▶ [PROBLEM DESCRIPTION]:
Without altering anything, repeat each of the records.

▶ [GIVEN INFORMATION]:
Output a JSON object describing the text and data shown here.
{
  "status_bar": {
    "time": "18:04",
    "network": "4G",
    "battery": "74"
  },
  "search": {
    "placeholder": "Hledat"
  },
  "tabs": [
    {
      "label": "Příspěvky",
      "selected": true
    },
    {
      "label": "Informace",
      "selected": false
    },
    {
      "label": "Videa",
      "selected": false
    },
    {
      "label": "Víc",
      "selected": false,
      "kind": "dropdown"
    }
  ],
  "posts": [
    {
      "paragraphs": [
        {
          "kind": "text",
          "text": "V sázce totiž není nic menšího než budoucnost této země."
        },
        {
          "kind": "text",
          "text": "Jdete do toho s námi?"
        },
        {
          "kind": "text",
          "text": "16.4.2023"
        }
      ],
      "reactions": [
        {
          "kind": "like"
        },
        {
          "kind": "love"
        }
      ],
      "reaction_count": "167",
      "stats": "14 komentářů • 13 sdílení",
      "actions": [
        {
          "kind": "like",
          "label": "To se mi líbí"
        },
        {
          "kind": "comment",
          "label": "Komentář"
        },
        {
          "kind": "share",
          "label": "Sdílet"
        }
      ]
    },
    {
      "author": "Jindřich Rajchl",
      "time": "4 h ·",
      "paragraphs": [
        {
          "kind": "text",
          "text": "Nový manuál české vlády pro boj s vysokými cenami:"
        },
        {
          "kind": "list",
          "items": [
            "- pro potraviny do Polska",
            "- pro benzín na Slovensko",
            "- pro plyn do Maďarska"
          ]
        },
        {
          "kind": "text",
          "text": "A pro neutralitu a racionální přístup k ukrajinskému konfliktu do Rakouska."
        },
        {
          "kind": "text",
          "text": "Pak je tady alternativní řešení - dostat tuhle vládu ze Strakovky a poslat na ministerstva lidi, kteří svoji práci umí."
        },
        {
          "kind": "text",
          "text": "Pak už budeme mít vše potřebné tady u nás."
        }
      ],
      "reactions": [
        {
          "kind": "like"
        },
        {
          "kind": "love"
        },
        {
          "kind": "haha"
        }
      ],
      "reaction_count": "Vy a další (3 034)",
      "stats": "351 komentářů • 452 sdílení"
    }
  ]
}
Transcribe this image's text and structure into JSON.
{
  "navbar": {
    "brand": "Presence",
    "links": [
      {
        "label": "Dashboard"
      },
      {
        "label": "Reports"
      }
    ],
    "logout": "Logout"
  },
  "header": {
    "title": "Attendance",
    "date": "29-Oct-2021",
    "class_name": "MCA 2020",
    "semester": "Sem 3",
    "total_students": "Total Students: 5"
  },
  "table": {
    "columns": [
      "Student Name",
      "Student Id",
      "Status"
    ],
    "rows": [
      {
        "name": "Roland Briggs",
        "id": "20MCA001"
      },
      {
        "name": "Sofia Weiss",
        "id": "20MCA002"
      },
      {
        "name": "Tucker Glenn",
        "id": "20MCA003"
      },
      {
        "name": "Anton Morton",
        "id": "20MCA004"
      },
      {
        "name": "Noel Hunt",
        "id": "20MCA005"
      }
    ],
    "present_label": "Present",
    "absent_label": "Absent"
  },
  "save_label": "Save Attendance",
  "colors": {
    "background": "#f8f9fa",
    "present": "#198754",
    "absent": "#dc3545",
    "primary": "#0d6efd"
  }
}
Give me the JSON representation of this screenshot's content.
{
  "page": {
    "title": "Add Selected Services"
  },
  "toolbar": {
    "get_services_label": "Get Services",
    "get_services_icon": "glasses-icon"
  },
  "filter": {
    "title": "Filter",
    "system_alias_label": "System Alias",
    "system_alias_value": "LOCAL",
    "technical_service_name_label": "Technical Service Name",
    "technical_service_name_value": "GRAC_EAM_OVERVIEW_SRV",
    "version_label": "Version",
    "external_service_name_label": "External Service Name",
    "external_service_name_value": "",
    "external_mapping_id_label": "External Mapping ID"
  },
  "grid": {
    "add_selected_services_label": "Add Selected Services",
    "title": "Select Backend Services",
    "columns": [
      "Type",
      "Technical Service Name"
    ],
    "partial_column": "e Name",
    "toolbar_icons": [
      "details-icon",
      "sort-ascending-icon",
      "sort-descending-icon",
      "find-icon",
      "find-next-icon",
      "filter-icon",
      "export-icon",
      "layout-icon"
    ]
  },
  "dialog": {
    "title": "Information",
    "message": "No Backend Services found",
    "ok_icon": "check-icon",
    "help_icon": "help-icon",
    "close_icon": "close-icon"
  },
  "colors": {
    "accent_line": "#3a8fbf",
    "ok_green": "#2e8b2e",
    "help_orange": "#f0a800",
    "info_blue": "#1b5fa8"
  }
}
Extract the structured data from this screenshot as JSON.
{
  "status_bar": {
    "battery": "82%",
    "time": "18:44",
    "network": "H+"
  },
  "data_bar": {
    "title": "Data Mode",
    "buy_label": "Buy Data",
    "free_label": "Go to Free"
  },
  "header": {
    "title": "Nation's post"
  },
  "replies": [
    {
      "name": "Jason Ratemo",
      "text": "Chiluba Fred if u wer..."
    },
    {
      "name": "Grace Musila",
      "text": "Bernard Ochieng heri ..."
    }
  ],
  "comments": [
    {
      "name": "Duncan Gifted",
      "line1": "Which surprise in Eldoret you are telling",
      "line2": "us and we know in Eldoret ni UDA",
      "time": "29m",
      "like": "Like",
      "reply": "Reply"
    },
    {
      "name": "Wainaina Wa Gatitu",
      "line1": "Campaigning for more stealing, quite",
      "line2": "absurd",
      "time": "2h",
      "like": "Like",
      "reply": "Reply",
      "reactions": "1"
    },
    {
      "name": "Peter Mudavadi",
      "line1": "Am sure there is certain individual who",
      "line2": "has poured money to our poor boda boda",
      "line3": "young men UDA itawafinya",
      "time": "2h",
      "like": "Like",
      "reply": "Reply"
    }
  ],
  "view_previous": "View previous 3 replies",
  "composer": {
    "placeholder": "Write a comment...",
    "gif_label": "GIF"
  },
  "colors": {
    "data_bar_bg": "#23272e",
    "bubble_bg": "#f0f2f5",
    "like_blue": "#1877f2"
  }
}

▶ [ANSWER FOR THIS EXERCISE]:
Output a JSON object describing the text and data shown here.
{
  "status_bar": {
    "time": "18:04",
    "network": "4G",
    "battery": "74"
  },
  "search": {
    "placeholder": "Hledat"
  },
  "tabs": [
    {
      "label": "Příspěvky",
      "selected": true
    },
    {
      "label": "Informace",
      "selected": false
    },
    {
      "label": "Videa",
      "selected": false
    },
    {
      "label": "Víc",
      "selected": false,
      "kind": "dropdown"
    }
  ],
  "posts": [
    {
      "paragraphs": [
        {
          "kind": "text",
          "text": "V sázce totiž není nic menšího než budoucnost této země."
        },
        {
          "kind": "text",
          "text": "Jdete do toho s námi?"
        },
        {
          "kind": "text",
          "text": "16.4.2023"
        }
      ],
      "reactions": [
        {
          "kind": "like"
        },
        {
          "kind": "love"
        }
      ],
      "reaction_count": "167",
      "stats": "14 komentářů • 13 sdílení",
      "actions": [
        {
          "kind": "like",
          "label": "To se mi líbí"
        },
        {
          "kind": "comment",
          "label": "Komentář"
        },
        {
          "kind": "share",
          "label": "Sdílet"
        }
      ]
    },
    {
      "author": "Jindřich Rajchl",
      "time": "4 h ·",
      "paragraphs": [
        {
          "kind": "text",
          "text": "Nový manuál české vlády pro boj s vysokými cenami:"
        },
        {
          "kind": "list",
          "items": [
            "- pro potraviny do Polska",
            "- pro benzín na Slovensko",
            "- pro plyn do Maďarska"
          ]
        },
        {
          "kind": "text",
          "text": "A pro neutralitu a racionální přístup k ukrajinskému konfliktu do Rakouska."
        },
        {
          "kind": "text",
          "text": "Pak je tady alternativní řešení - dostat tuhle vládu ze Strakovky a poslat na ministerstva lidi, kteří svoji práci umí."
        },
        {
          "kind": "text",
          "text": "Pak už budeme mít vše potřebné tady u nás."
        }
      ],
      "reactions": [
        {
          "kind": "like"
        },
        {
          "kind": "love"
        },
        {
          "kind": "haha"
        }
      ],
      "reaction_count": "Vy a další (3 034)",
      "stats": "351 komentářů • 452 sdílení"
    }
  ]
}
Transcribe this image's text and structure into JSON.
{
  "navbar": {
    "brand": "Presence",
    "links": [
      {
        "label": "Dashboard"
      },
      {
        "label": "Reports"
      }
    ],
    "logout": "Logout"
  },
  "header": {
    "title": "Attendance",
    "date": "29-Oct-2021",
    "class_name": "MCA 2020",
    "semester": "Sem 3",
    "total_students": "Total Students: 5"
  },
  "table": {
    "columns": [
      "Student Name",
      "Student Id",
      "Status"
    ],
    "rows": [
      {
        "name": "Roland Briggs",
        "id": "20MCA001"
      },
      {
        "name": "Sofia Weiss",
        "id": "20MCA002"
      },
      {
        "name": "Tucker Glenn",
        "id": "20MCA003"
      },
      {
        "name": "Anton Morton",
        "id": "20MCA004"
      },
      {
        "name": "Noel Hunt",
        "id": "20MCA005"
      }
    ],
    "present_label": "Present",
    "absent_label": "Absent"
  },
  "save_label": "Save Attendance",
  "colors": {
    "background": "#f8f9fa",
    "present": "#198754",
    "absent": "#dc3545",
    "primary": "#0d6efd"
  }
}
Give me the JSON representation of this screenshot's content.
{
  "page": {
    "title": "Add Selected Services"
  },
  "toolbar": {
    "get_services_label": "Get Services",
    "get_services_icon": "glasses-icon"
  },
  "filter": {
    "title": "Filter",
    "system_alias_label": "System Alias",
    "system_alias_value": "LOCAL",
    "technical_service_name_label": "Technical Service Name",
    "technical_service_name_value": "GRAC_EAM_OVERVIEW_SRV",
    "version_label": "Version",
    "external_service_name_label": "External Service Name",
    "external_service_name_value": "",
    "external_mapping_id_label": "External Mapping ID"
  },
  "grid": {
    "add_selected_services_label": "Add Selected Services",
    "title": "Select Backend Services",
    "columns": [
      "Type",
      "Technical Service Name"
    ],
    "partial_column": "e Name",
    "toolbar_icons": [
      "details-icon",
      "sort-ascending-icon",
      "sort-descending-icon",
      "find-icon",
      "find-next-icon",
      "filter-icon",
      "export-icon",
      "layout-icon"
    ]
  },
  "dialog": {
    "title": "Information",
    "message": "No Backend Services found",
    "ok_icon": "check-icon",
    "help_icon": "help-icon",
    "close_icon": "close-icon"
  },
  "colors": {
    "accent_line": "#3a8fbf",
    "ok_green": "#2e8b2e",
    "help_orange": "#f0a800",
    "info_blue": "#1b5fa8"
  }
}
Extract the structured data from this screenshot as JSON.
{
  "status_bar": {
    "battery": "82%",
    "time": "18:44",
    "network": "H+"
  },
  "data_bar": {
    "title": "Data Mode",
    "buy_label": "Buy Data",
    "free_label": "Go to Free"
  },
  "header": {
    "title": "Nation's post"
  },
  "replies": [
    {
      "name": "Jason Ratemo",
      "text": "Chiluba Fred if u wer..."
    },
    {
      "name": "Grace Musila",
      "text": "Bernard Ochieng heri ..."
    }
  ],
  "comments": [
    {
      "name": "Duncan Gifted",
      "line1": "Which surprise in Eldoret you are telling",
      "line2": "us and we know in Eldoret ni UDA",
      "time": "29m",
      "like": "Like",
      "reply": "Reply"
    },
    {
      "name": "Wainaina Wa Gatitu",
      "line1": "Campaigning for more stealing, quite",
      "line2": "absurd",
      "time": "2h",
      "like": "Like",
      "reply": "Reply",
      "reactions": "1"
    },
    {
      "name": "Peter Mudavadi",
      "line1": "Am sure there is certain individual who",
      "line2": "has poured money to our poor boda boda",
      "line3": "young men UDA itawafinya",
      "time": "2h",
      "like": "Like",
      "reply": "Reply"
    }
  ],
  "view_previous": "View previous 3 replies",
  "composer": {
    "placeholder": "Write a comment...",
    "gif_label": "GIF"
  },
  "colors": {
    "data_bar_bg": "#23272e",
    "bubble_bg": "#f0f2f5",
    "like_blue": "#1877f2"
  }
}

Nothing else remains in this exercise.